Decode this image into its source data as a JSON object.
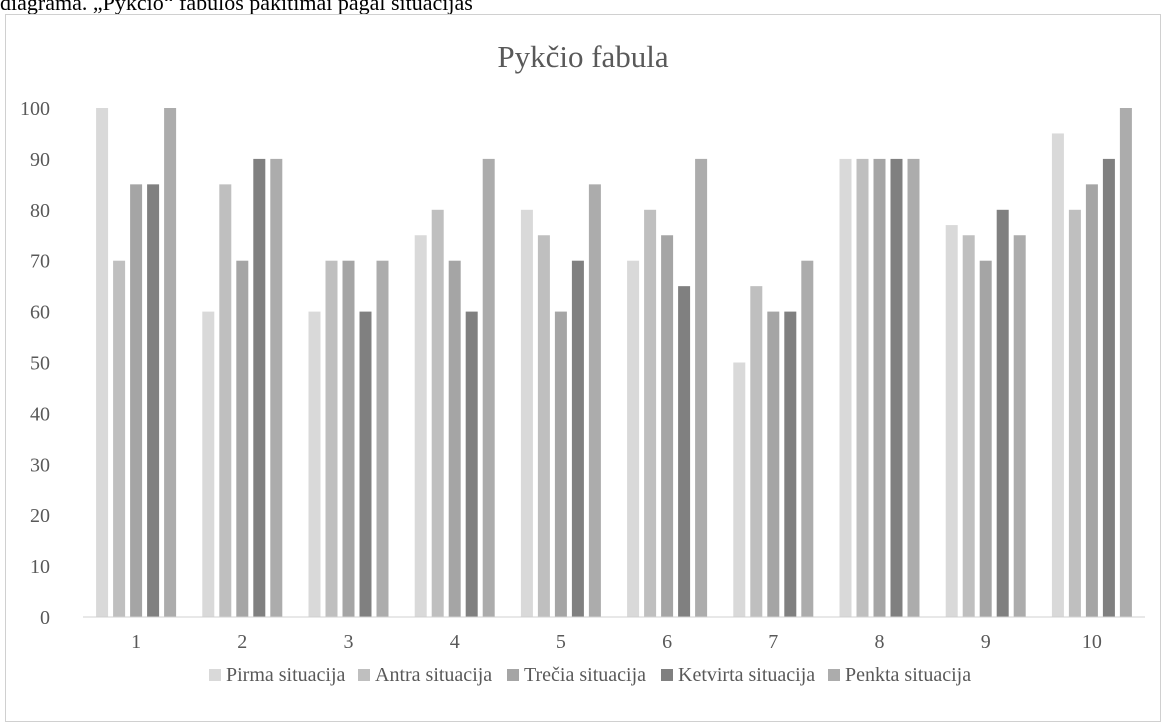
{
  "caption": "diagrama. „Pykčio“ fabulos pakitimai pagal situacijas",
  "chart_data": {
    "type": "bar",
    "title": "Pykčio fabula",
    "xlabel": "",
    "ylabel": "",
    "ylim": [
      0,
      100
    ],
    "yticks": [
      0,
      10,
      20,
      30,
      40,
      50,
      60,
      70,
      80,
      90,
      100
    ],
    "grid": false,
    "legend": "bottom",
    "categories": [
      "1",
      "2",
      "3",
      "4",
      "5",
      "6",
      "7",
      "8",
      "9",
      "10"
    ],
    "series": [
      {
        "name": "Pirma situacija",
        "color": "#d9d9d9",
        "values": [
          100,
          60,
          60,
          75,
          80,
          70,
          50,
          90,
          77,
          95
        ]
      },
      {
        "name": "Antra situacija",
        "color": "#bfbfbf",
        "values": [
          70,
          85,
          70,
          80,
          75,
          80,
          65,
          90,
          75,
          80
        ]
      },
      {
        "name": "Trečia situacija",
        "color": "#a5a5a5",
        "values": [
          85,
          70,
          70,
          70,
          60,
          75,
          60,
          90,
          70,
          85
        ]
      },
      {
        "name": "Ketvirta situacija",
        "color": "#808080",
        "values": [
          85,
          90,
          60,
          60,
          70,
          65,
          60,
          90,
          80,
          90
        ]
      },
      {
        "name": "Penkta situacija",
        "color": "#acacac",
        "values": [
          100,
          90,
          70,
          90,
          85,
          90,
          70,
          90,
          75,
          100
        ]
      }
    ]
  }
}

### Task directions
Search the data above for the string "color" and copy each line that has it.

### Output below
        "color": "#d9d9d9",
        "color": "#bfbfbf",
        "color": "#a5a5a5",
        "color": "#808080",
        "color": "#acacac",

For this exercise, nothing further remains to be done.